* Task to complete:
Print out every line, exactly as written.
:: Rows ::
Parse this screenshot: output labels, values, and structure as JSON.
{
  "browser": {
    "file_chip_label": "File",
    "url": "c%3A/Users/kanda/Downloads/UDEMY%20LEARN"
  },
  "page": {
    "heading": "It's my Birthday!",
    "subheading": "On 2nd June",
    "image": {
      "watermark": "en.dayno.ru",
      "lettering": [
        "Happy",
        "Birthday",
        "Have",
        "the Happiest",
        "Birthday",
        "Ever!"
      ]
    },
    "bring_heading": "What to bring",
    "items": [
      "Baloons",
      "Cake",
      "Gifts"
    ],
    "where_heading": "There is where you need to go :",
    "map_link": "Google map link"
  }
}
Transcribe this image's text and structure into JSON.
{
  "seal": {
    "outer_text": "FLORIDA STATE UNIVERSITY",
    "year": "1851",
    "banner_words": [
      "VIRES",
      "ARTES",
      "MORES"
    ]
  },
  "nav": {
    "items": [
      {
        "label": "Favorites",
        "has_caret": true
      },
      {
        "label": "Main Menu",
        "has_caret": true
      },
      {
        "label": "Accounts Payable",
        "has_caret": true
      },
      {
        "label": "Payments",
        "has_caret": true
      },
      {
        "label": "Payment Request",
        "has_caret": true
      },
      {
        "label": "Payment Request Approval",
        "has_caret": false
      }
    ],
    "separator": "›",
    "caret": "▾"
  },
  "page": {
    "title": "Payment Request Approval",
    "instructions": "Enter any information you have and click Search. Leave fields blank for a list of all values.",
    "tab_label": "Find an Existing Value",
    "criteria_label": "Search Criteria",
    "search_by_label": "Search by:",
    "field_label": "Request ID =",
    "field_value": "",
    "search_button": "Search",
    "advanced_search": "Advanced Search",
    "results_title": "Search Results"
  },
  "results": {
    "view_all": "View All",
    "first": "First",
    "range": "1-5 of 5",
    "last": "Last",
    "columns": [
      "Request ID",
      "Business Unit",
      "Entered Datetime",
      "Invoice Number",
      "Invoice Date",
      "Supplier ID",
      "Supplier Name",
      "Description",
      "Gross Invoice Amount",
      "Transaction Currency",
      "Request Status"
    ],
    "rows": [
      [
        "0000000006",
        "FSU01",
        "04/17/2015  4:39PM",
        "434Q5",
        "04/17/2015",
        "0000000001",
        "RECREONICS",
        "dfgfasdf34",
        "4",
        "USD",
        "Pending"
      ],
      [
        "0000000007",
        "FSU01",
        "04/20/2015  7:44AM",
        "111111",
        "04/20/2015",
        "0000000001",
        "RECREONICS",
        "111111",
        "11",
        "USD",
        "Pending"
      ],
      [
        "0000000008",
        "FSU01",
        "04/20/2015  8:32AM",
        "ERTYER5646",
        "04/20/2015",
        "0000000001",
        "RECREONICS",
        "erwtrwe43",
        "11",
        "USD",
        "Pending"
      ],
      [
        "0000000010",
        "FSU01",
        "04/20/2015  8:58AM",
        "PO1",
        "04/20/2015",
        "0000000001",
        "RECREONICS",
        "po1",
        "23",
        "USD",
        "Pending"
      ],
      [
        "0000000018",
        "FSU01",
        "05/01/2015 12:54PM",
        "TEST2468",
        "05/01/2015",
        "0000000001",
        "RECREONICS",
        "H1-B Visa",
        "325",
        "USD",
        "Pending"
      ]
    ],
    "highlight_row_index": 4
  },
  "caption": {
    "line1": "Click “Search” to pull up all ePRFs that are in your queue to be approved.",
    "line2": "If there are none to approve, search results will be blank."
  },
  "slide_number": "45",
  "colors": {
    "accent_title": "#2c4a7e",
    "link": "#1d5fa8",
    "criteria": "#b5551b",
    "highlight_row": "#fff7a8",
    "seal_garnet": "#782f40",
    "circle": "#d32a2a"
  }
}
:::
* Complete answer:
Parse this screenshot: output labels, values, and structure as JSON.
{
  "browser": {
    "file_chip_label": "File",
    "url": "c%3A/Users/kanda/Downloads/UDEMY%20LEARN"
  },
  "page": {
    "heading": "It's my Birthday!",
    "subheading": "On 2nd June",
    "image": {
      "watermark": "en.dayno.ru",
      "lettering": [
        "Happy",
        "Birthday",
        "Have",
        "the Happiest",
        "Birthday",
        "Ever!"
      ]
    },
    "bring_heading": "What to bring",
    "items": [
      "Baloons",
      "Cake",
      "Gifts"
    ],
    "where_heading": "There is where you need to go :",
    "map_link": "Google map link"
  }
}
Transcribe this image's text and structure into JSON.
{
  "seal": {
    "outer_text": "FLORIDA STATE UNIVERSITY",
    "year": "1851",
    "banner_words": [
      "VIRES",
      "ARTES",
      "MORES"
    ]
  },
  "nav": {
    "items": [
      {
        "label": "Favorites",
        "has_caret": true
      },
      {
        "label": "Main Menu",
        "has_caret": true
      },
      {
        "label": "Accounts Payable",
        "has_caret": true
      },
      {
        "label": "Payments",
        "has_caret": true
      },
      {
        "label": "Payment Request",
        "has_caret": true
      },
      {
        "label": "Payment Request Approval",
        "has_caret": false
      }
    ],
    "separator": "›",
    "caret": "▾"
  },
  "page": {
    "title": "Payment Request Approval",
    "instructions": "Enter any information you have and click Search. Leave fields blank for a list of all values.",
    "tab_label": "Find an Existing Value",
    "criteria_label": "Search Criteria",
    "search_by_label": "Search by:",
    "field_label": "Request ID =",
    "field_value": "",
    "search_button": "Search",
    "advanced_search": "Advanced Search",
    "results_title": "Search Results"
  },
  "results": {
    "view_all": "View All",
    "first": "First",
    "range": "1-5 of 5",
    "last": "Last",
    "columns": [
      "Request ID",
      "Business Unit",
      "Entered Datetime",
      "Invoice Number",
      "Invoice Date",
      "Supplier ID",
      "Supplier Name",
      "Description",
      "Gross Invoice Amount",
      "Transaction Currency",
      "Request Status"
    ],
    "rows": [
      [
        "0000000006",
        "FSU01",
        "04/17/2015  4:39PM",
        "434Q5",
        "04/17/2015",
        "0000000001",
        "RECREONICS",
        "dfgfasdf34",
        "4",
        "USD",
        "Pending"
      ],
      [
        "0000000007",
        "FSU01",
        "04/20/2015  7:44AM",
        "111111",
        "04/20/2015",
        "0000000001",
        "RECREONICS",
        "111111",
        "11",
        "USD",
        "Pending"
      ],
      [
        "0000000008",
        "FSU01",
        "04/20/2015  8:32AM",
        "ERTYER5646",
        "04/20/2015",
        "0000000001",
        "RECREONICS",
        "erwtrwe43",
        "11",
        "USD",
        "Pending"
      ],
      [
        "0000000010",
        "FSU01",
        "04/20/2015  8:58AM",
        "PO1",
        "04/20/2015",
        "0000000001",
        "RECREONICS",
        "po1",
        "23",
        "USD",
        "Pending"
      ],
      [
        "0000000018",
        "FSU01",
        "05/01/2015 12:54PM",
        "TEST2468",
        "05/01/2015",
        "0000000001",
        "RECREONICS",
        "H1-B Visa",
        "325",
        "USD",
        "Pending"
      ]
    ],
    "highlight_row_index": 4
  },
  "caption": {
    "line1": "Click “Search” to pull up all ePRFs that are in your queue to be approved.",
    "line2": "If there are none to approve, search results will be blank."
  },
  "slide_number": "45",
  "colors": {
    "accent_title": "#2c4a7e",
    "link": "#1d5fa8",
    "criteria": "#b5551b",
    "highlight_row": "#fff7a8",
    "seal_garnet": "#782f40",
    "circle": "#d32a2a"
  }
}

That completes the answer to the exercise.